● Dataset entries:
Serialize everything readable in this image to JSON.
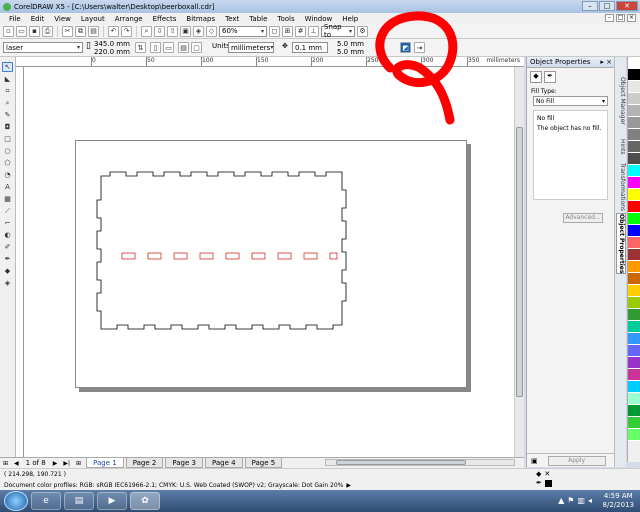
{
  "window": {
    "title": "CorelDRAW X5 - [C:\\Users\\walter\\Desktop\\beerboxall.cdr]",
    "controls": [
      "–",
      "□",
      "✕"
    ]
  },
  "menu": {
    "items": [
      "File",
      "Edit",
      "View",
      "Layout",
      "Arrange",
      "Effects",
      "Bitmaps",
      "Text",
      "Table",
      "Tools",
      "Window",
      "Help"
    ]
  },
  "standard_toolbar": {
    "zoom_level": "60%",
    "snap_to": "Snap to"
  },
  "property_bar": {
    "preset": "laser",
    "width": "345.0 mm",
    "height": "220.0 mm",
    "units_label": "Units:",
    "units": "millimeters",
    "nudge": "0.1 mm",
    "duplicate_x": "5.0 mm",
    "duplicate_y": "5.0 mm"
  },
  "ruler": {
    "ticks": [
      "0",
      "50",
      "100",
      "150",
      "200",
      "250",
      "300",
      "350"
    ],
    "unit": "millimeters"
  },
  "docker": {
    "title": "Object Properties",
    "fill_type_label": "Fill Type:",
    "fill_type_value": "No Fill",
    "fill_name": "No fill",
    "fill_desc": "The object has no fill.",
    "advanced_label": "Advanced...",
    "apply_label": "Apply"
  },
  "docker_tabs": [
    "Object Manager",
    "Hints",
    "Transformations",
    "Object Properties"
  ],
  "palette_colors": [
    "#ffffff",
    "#000000",
    "#e6e6e6",
    "#cccccc",
    "#b3b3b3",
    "#999999",
    "#808080",
    "#666666",
    "#4d4d4d",
    "#00ffff",
    "#ff00ff",
    "#ffff00",
    "#ff0000",
    "#00ff00",
    "#0000ff",
    "#ff6666",
    "#993333",
    "#ff9900",
    "#cc6600",
    "#ffcc00",
    "#99cc00",
    "#339933",
    "#00cc99",
    "#3399ff",
    "#6666ff",
    "#9933cc",
    "#cc3399",
    "#00ccff",
    "#99ffcc",
    "#009933",
    "#33cc33",
    "#66ff66"
  ],
  "pages": {
    "counter": "1 of 8",
    "tabs": [
      "Page 1",
      "Page 2",
      "Page 3",
      "Page 4",
      "Page 5"
    ]
  },
  "status": {
    "coords": "( 214.298, 190.721 )",
    "color_profiles": "Document color profiles: RGB: sRGB IEC61966-2.1; CMYK: U.S. Web Coated (SWOP) v2; Grayscale: Dot Gain 20%"
  },
  "taskbar": {
    "time": "4:59 AM",
    "date": "8/2/2013"
  },
  "colors": {
    "annotation": "#ff0000",
    "cut_line": "#d62828"
  }
}
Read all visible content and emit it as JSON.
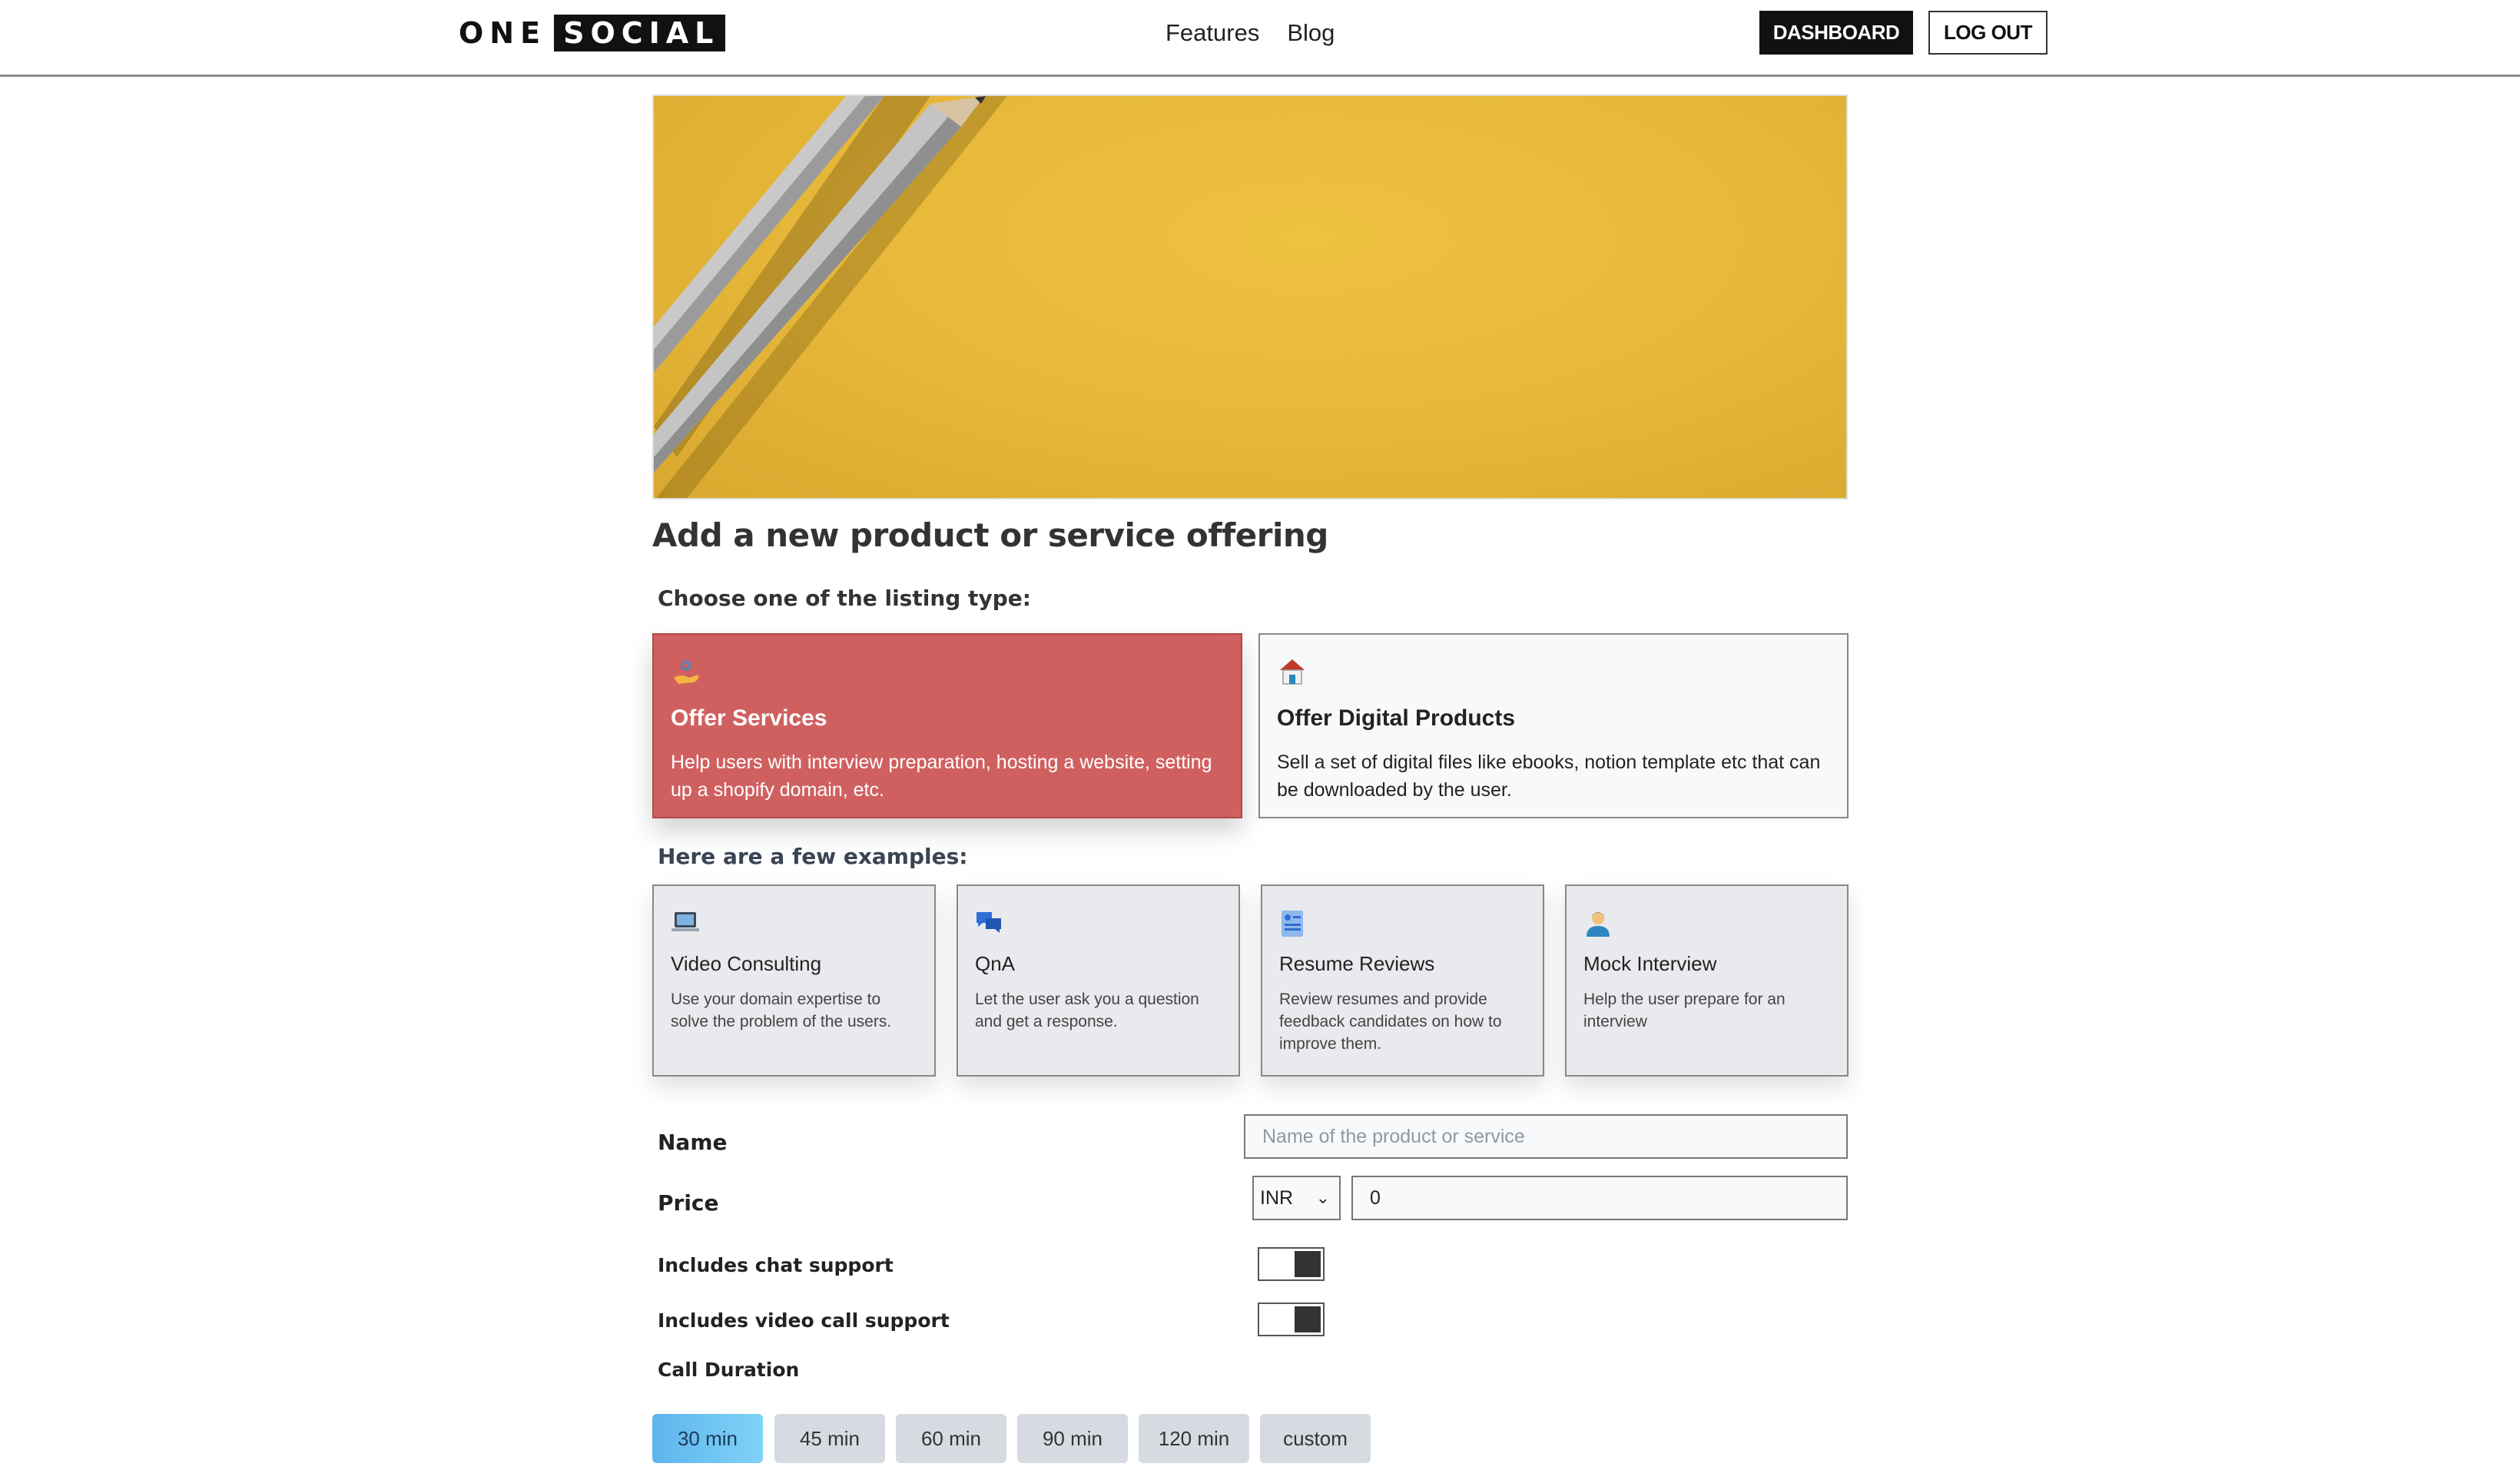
{
  "header": {
    "logo_part1": "ONE",
    "logo_part2": "SOCIAL",
    "nav": [
      "Features",
      "Blog"
    ],
    "dashboard_label": "DASHBOARD",
    "logout_label": "LOG OUT"
  },
  "banner": {
    "image": "pencils-on-yellow-background"
  },
  "page_title": "Add a new product or service offering",
  "listing_type_heading": "Choose one of the listing type:",
  "listing_types": [
    {
      "icon": "hand-gear-icon",
      "title": "Offer Services",
      "desc": "Help users with interview preparation, hosting a website, setting up a shopify domain, etc.",
      "selected": true
    },
    {
      "icon": "house-icon",
      "title": "Offer Digital Products",
      "desc": "Sell a set of digital files like ebooks, notion template etc that can be downloaded by the user.",
      "selected": false
    }
  ],
  "examples_heading": "Here are a few examples:",
  "examples": [
    {
      "icon": "laptop-icon",
      "title": "Video Consulting",
      "desc": "Use your domain expertise to solve the problem of the users."
    },
    {
      "icon": "chat-bubbles-icon",
      "title": "QnA",
      "desc": "Let the user ask you a question and get a response."
    },
    {
      "icon": "document-icon",
      "title": "Resume Reviews",
      "desc": "Review resumes and provide feedback candidates on how to improve them."
    },
    {
      "icon": "person-icon",
      "title": "Mock Interview",
      "desc": "Help the user prepare for an interview"
    }
  ],
  "form": {
    "name_label": "Name",
    "name_placeholder": "Name of the product or service",
    "price_label": "Price",
    "currency": "INR",
    "price_value": "0",
    "chat_support_label": "Includes chat support",
    "video_support_label": "Includes video call support",
    "chat_support_on": true,
    "video_support_on": true,
    "call_duration_label": "Call Duration",
    "durations": [
      "30 min",
      "45 min",
      "60 min",
      "90 min",
      "120 min",
      "custom"
    ],
    "selected_duration": "30 min"
  },
  "colors": {
    "selected_card": "#d06060",
    "active_chip": "#6cc4f2",
    "banner": "#e8b93a"
  }
}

● Exercise aim:
Restate the whole of the material word for word without the pictures.

● Response to the task:
Serialize everything readable in this image to JSON.
{
  "window": {
    "title": "CorelDRAW X5 - [C:\\Users\\walter\\Desktop\\beerboxall.cdr]",
    "controls": [
      "–",
      "□",
      "✕"
    ]
  },
  "menu": {
    "items": [
      "File",
      "Edit",
      "View",
      "Layout",
      "Arrange",
      "Effects",
      "Bitmaps",
      "Text",
      "Table",
      "Tools",
      "Window",
      "Help"
    ]
  },
  "standard_toolbar": {
    "zoom_level": "60%",
    "snap_to": "Snap to"
  },
  "property_bar": {
    "preset": "laser",
    "width": "345.0 mm",
    "height": "220.0 mm",
    "units_label": "Units:",
    "units": "millimeters",
    "nudge": "0.1 mm",
    "duplicate_x": "5.0 mm",
    "duplicate_y": "5.0 mm"
  },
  "ruler": {
    "ticks": [
      "0",
      "50",
      "100",
      "150",
      "200",
      "250",
      "300",
      "350"
    ],
    "unit": "millimeters"
  },
  "docker": {
    "title": "Object Properties",
    "fill_type_label": "Fill Type:",
    "fill_type_value": "No Fill",
    "fill_name": "No fill",
    "fill_desc": "The object has no fill.",
    "advanced_label": "Advanced...",
    "apply_label": "Apply"
  },
  "docker_tabs": [
    "Object Manager",
    "Hints",
    "Transformations",
    "Object Properties"
  ],
  "palette_colors": [
    "#ffffff",
    "#000000",
    "#e6e6e6",
    "#cccccc",
    "#b3b3b3",
    "#999999",
    "#808080",
    "#666666",
    "#4d4d4d",
    "#00ffff",
    "#ff00ff",
    "#ffff00",
    "#ff0000",
    "#00ff00",
    "#0000ff",
    "#ff6666",
    "#993333",
    "#ff9900",
    "#cc6600",
    "#ffcc00",
    "#99cc00",
    "#339933",
    "#00cc99",
    "#3399ff",
    "#6666ff",
    "#9933cc",
    "#cc3399",
    "#00ccff",
    "#99ffcc",
    "#009933",
    "#33cc33",
    "#66ff66"
  ],
  "pages": {
    "counter": "1 of 8",
    "tabs": [
      "Page 1",
      "Page 2",
      "Page 3",
      "Page 4",
      "Page 5"
    ]
  },
  "status": {
    "coords": "( 214.298, 190.721 )",
    "color_profiles": "Document color profiles: RGB: sRGB IEC61966-2.1; CMYK: U.S. Web Coated (SWOP) v2; Grayscale: Dot Gain 20%"
  },
  "taskbar": {
    "time": "4:59 AM",
    "date": "8/2/2013"
  },
  "colors": {
    "annotation": "#ff0000",
    "cut_line": "#d62828"
  }
}
Read all visible content and emit it as JSON.
{
  "header": {
    "logo_part1": "ONE",
    "logo_part2": "SOCIAL",
    "nav": [
      "Features",
      "Blog"
    ],
    "dashboard_label": "DASHBOARD",
    "logout_label": "LOG OUT"
  },
  "banner": {
    "image": "pencils-on-yellow-background"
  },
  "page_title": "Add a new product or service offering",
  "listing_type_heading": "Choose one of the listing type:",
  "listing_types": [
    {
      "icon": "hand-gear-icon",
      "title": "Offer Services",
      "desc": "Help users with interview preparation, hosting a website, setting up a shopify domain, etc.",
      "selected": true
    },
    {
      "icon": "house-icon",
      "title": "Offer Digital Products",
      "desc": "Sell a set of digital files like ebooks, notion template etc that can be downloaded by the user.",
      "selected": false
    }
  ],
  "examples_heading": "Here are a few examples:",
  "examples": [
    {
      "icon": "laptop-icon",
      "title": "Video Consulting",
      "desc": "Use your domain expertise to solve the problem of the users."
    },
    {
      "icon": "chat-bubbles-icon",
      "title": "QnA",
      "desc": "Let the user ask you a question and get a response."
    },
    {
      "icon": "document-icon",
      "title": "Resume Reviews",
      "desc": "Review resumes and provide feedback candidates on how to improve them."
    },
    {
      "icon": "person-icon",
      "title": "Mock Interview",
      "desc": "Help the user prepare for an interview"
    }
  ],
  "form": {
    "name_label": "Name",
    "name_placeholder": "Name of the product or service",
    "price_label": "Price",
    "currency": "INR",
    "price_value": "0",
    "chat_support_label": "Includes chat support",
    "video_support_label": "Includes video call support",
    "chat_support_on": true,
    "video_support_on": true,
    "call_duration_label": "Call Duration",
    "durations": [
      "30 min",
      "45 min",
      "60 min",
      "90 min",
      "120 min",
      "custom"
    ],
    "selected_duration": "30 min"
  },
  "colors": {
    "selected_card": "#d06060",
    "active_chip": "#6cc4f2",
    "banner": "#e8b93a"
  }
}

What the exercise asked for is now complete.